WRITTEN PROBLEM: Skip the pictures. Transcribe the rest of the data below without changing a word.

--*--

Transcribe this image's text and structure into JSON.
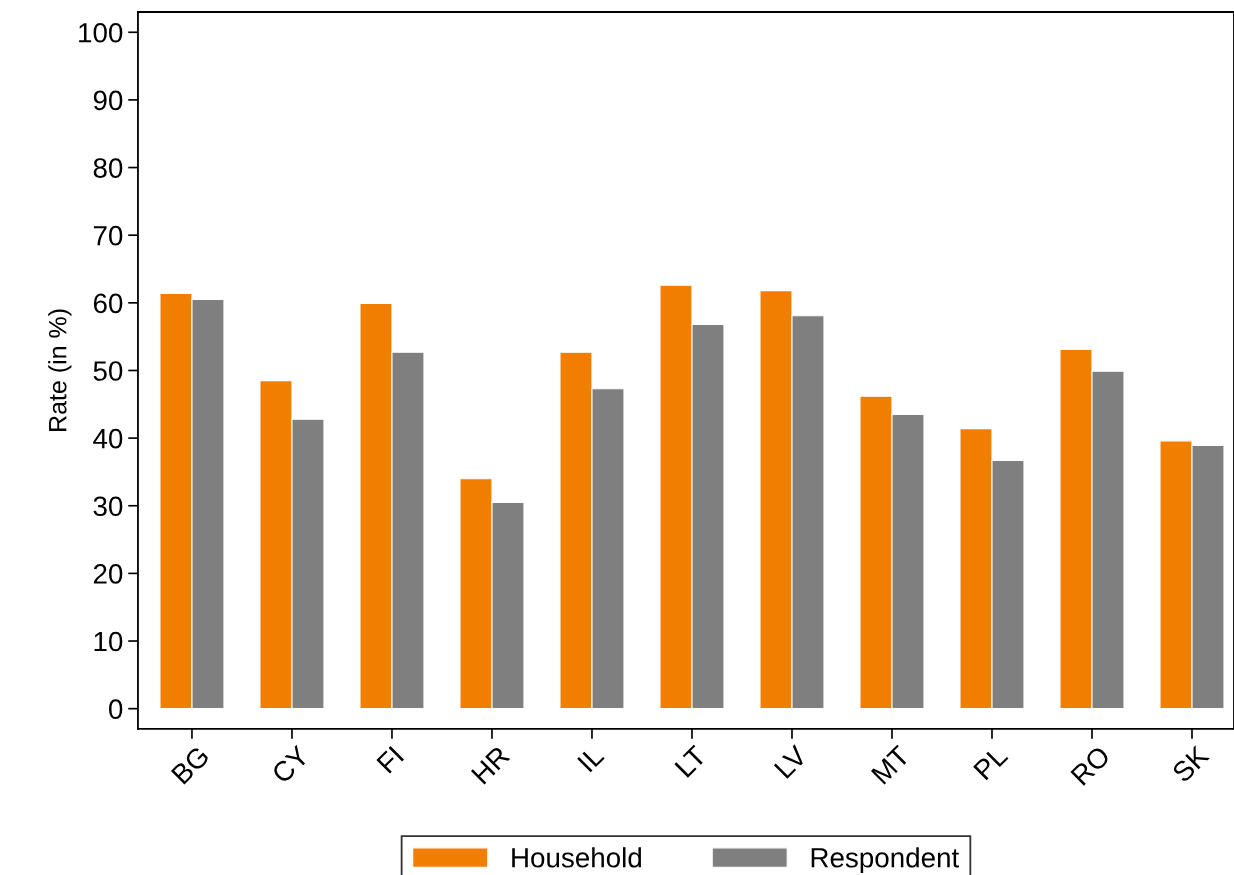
{
  "chart_data": {
    "type": "bar",
    "ylabel": "Rate (in %)",
    "categories": [
      "BG",
      "CY",
      "FI",
      "HR",
      "IL",
      "LT",
      "LV",
      "MT",
      "PL",
      "RO",
      "SK"
    ],
    "series": [
      {
        "name": "Household",
        "color": "#f27e00",
        "values": [
          61.4,
          48.5,
          59.9,
          34.0,
          52.7,
          62.6,
          61.8,
          46.2,
          41.4,
          53.1,
          39.6
        ]
      },
      {
        "name": "Respondent",
        "color": "#7f7f7f",
        "values": [
          60.5,
          42.8,
          52.7,
          30.5,
          47.3,
          56.8,
          58.1,
          43.5,
          36.7,
          49.9,
          38.9
        ]
      }
    ],
    "ylim": [
      -3,
      103
    ],
    "yticks": [
      0,
      10,
      20,
      30,
      40,
      50,
      60,
      70,
      80,
      90,
      100
    ],
    "grid": false,
    "legend": "bottom"
  }
}
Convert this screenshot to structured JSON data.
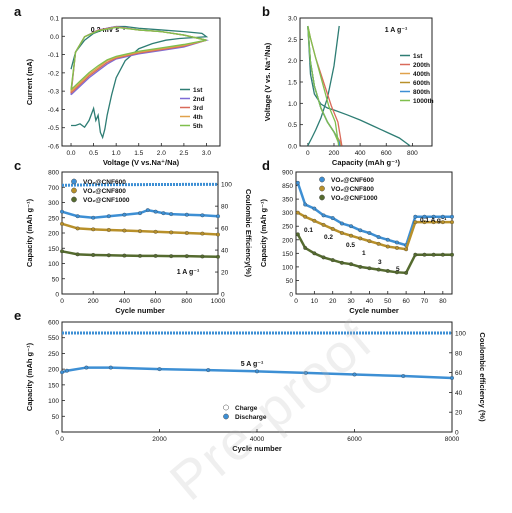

--*--

SOLUTION:
Transcribe this image's text and structure into JSON.
{
  "chart_data": {
    "type": "bar",
    "ylabel": "Rate (in %)",
    "categories": [
      "BG",
      "CY",
      "FI",
      "HR",
      "IL",
      "LT",
      "LV",
      "MT",
      "PL",
      "RO",
      "SK"
    ],
    "series": [
      {
        "name": "Household",
        "color": "#f27e00",
        "values": [
          61.4,
          48.5,
          59.9,
          34.0,
          52.7,
          62.6,
          61.8,
          46.2,
          41.4,
          53.1,
          39.6
        ]
      },
      {
        "name": "Respondent",
        "color": "#7f7f7f",
        "values": [
          60.5,
          42.8,
          52.7,
          30.5,
          47.3,
          56.8,
          58.1,
          43.5,
          36.7,
          49.9,
          38.9
        ]
      }
    ],
    "ylim": [
      -3,
      103
    ],
    "yticks": [
      0,
      10,
      20,
      30,
      40,
      50,
      60,
      70,
      80,
      90,
      100
    ],
    "grid": false,
    "legend": "bottom"
  }
}
Convert this screenshot to structured JSON data.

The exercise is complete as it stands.